» Objective
Locate each line in the records containing "title". Copy it.

» Material
::::
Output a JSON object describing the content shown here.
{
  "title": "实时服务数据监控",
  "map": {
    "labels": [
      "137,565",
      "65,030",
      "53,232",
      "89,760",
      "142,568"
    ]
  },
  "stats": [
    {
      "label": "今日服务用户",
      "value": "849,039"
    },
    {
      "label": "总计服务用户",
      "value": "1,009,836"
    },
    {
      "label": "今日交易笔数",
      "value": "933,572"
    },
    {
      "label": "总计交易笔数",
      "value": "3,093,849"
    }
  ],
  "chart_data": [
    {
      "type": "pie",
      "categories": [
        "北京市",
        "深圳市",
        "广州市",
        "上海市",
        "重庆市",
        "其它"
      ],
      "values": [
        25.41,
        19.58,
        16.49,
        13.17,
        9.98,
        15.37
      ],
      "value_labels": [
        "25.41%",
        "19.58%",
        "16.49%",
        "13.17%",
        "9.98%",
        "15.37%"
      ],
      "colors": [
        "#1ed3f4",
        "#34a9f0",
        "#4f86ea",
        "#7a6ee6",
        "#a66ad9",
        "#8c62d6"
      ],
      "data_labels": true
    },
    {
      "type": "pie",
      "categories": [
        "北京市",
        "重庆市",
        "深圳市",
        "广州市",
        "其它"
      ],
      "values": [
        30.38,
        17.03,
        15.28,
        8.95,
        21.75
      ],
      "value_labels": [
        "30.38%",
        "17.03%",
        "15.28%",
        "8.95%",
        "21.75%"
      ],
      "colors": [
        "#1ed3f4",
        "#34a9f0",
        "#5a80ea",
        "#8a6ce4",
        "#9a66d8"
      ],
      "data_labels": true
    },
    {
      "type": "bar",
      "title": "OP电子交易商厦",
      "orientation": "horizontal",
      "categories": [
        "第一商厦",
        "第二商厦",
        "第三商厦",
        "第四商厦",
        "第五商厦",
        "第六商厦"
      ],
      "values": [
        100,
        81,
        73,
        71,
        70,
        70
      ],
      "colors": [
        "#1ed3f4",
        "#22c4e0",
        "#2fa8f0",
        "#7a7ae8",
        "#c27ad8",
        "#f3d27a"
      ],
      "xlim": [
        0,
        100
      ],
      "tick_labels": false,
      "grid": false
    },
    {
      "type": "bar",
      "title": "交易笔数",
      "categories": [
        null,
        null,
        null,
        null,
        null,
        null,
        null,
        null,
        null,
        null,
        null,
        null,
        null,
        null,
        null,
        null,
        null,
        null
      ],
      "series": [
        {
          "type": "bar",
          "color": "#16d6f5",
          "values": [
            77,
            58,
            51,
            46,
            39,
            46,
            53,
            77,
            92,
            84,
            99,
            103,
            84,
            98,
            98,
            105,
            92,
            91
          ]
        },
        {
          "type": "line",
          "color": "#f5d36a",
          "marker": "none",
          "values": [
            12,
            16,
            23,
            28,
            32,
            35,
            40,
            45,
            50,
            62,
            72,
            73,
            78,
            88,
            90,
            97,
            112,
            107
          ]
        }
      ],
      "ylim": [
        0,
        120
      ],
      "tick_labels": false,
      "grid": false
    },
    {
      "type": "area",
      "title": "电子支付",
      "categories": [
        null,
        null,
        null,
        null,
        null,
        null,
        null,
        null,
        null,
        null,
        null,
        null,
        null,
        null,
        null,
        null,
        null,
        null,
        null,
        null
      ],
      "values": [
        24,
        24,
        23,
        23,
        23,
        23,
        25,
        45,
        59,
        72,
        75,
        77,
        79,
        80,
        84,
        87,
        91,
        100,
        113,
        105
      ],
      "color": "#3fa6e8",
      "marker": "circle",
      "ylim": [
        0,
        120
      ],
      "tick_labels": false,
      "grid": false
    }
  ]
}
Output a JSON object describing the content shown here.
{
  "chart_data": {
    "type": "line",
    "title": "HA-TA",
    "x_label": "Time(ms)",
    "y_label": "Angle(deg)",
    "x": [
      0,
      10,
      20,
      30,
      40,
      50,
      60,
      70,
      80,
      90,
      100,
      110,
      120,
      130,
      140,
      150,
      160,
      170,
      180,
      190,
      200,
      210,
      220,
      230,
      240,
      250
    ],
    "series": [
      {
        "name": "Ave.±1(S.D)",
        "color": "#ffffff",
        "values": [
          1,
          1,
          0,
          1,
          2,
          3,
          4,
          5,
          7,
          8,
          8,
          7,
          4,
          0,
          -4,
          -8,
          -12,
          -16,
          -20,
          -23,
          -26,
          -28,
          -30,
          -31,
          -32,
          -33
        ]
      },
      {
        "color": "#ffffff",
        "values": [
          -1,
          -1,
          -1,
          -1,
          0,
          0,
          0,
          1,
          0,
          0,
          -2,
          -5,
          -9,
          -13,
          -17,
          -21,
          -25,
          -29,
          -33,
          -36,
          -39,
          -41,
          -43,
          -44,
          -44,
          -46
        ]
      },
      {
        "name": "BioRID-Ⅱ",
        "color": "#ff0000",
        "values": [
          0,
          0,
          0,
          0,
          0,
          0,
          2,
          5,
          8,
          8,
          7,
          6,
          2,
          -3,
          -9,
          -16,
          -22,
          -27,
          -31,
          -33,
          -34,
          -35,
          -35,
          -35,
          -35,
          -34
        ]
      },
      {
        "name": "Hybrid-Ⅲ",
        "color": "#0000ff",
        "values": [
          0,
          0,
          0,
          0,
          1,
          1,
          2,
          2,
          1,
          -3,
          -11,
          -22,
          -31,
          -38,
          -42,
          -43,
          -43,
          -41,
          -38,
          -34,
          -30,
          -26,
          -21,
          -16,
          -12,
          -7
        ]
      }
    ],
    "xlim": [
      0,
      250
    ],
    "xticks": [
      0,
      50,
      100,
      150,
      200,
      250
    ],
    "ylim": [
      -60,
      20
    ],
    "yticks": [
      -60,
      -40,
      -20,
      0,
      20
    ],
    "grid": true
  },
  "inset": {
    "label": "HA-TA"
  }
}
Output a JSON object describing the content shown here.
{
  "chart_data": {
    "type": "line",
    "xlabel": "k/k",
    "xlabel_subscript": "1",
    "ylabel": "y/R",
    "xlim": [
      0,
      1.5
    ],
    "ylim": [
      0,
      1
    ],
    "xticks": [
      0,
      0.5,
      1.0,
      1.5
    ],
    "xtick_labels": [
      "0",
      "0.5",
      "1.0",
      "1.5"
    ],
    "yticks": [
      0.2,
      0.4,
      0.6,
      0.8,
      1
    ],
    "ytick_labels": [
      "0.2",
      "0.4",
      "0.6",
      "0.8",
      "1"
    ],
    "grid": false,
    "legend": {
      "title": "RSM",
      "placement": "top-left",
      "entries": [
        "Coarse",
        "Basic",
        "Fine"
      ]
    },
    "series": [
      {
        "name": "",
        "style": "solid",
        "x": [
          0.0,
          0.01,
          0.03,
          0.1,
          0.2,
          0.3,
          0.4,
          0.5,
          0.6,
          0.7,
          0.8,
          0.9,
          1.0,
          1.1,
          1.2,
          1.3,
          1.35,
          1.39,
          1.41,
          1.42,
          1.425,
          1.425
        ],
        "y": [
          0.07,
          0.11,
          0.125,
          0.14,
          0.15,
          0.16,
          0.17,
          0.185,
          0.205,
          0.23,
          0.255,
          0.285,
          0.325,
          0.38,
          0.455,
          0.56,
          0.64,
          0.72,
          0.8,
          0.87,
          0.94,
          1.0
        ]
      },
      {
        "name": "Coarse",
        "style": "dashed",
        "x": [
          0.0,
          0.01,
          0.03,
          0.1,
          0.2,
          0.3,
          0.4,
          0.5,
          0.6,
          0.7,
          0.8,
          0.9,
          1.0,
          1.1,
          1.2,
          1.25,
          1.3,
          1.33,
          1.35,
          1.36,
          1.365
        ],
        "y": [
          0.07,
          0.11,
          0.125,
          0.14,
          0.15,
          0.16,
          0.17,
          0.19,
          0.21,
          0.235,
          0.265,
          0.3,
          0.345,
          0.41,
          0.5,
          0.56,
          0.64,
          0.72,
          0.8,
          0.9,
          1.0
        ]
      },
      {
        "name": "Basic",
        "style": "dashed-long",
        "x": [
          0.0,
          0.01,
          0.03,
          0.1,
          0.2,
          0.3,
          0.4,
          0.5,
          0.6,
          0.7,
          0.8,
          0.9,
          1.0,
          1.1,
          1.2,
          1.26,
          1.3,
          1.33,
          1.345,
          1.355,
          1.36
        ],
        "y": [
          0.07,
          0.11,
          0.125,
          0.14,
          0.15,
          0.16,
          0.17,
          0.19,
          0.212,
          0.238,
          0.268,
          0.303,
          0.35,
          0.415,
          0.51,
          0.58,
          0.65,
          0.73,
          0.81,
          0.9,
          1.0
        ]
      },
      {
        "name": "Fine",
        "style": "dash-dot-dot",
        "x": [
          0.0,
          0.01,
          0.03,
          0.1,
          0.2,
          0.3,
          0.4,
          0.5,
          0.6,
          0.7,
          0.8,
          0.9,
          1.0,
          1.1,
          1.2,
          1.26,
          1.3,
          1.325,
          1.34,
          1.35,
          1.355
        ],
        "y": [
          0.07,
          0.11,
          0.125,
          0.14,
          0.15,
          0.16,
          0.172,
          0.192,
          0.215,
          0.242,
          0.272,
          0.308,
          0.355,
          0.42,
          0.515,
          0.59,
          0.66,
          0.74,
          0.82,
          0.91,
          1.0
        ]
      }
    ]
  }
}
::::
» Solved exercise
  "title": "实时服务数据监控",
      "title": "OP电子交易商厦",
      "title": "交易笔数",
      "title": "电子支付",
    "title": "HA-TA",
      "title": "RSM",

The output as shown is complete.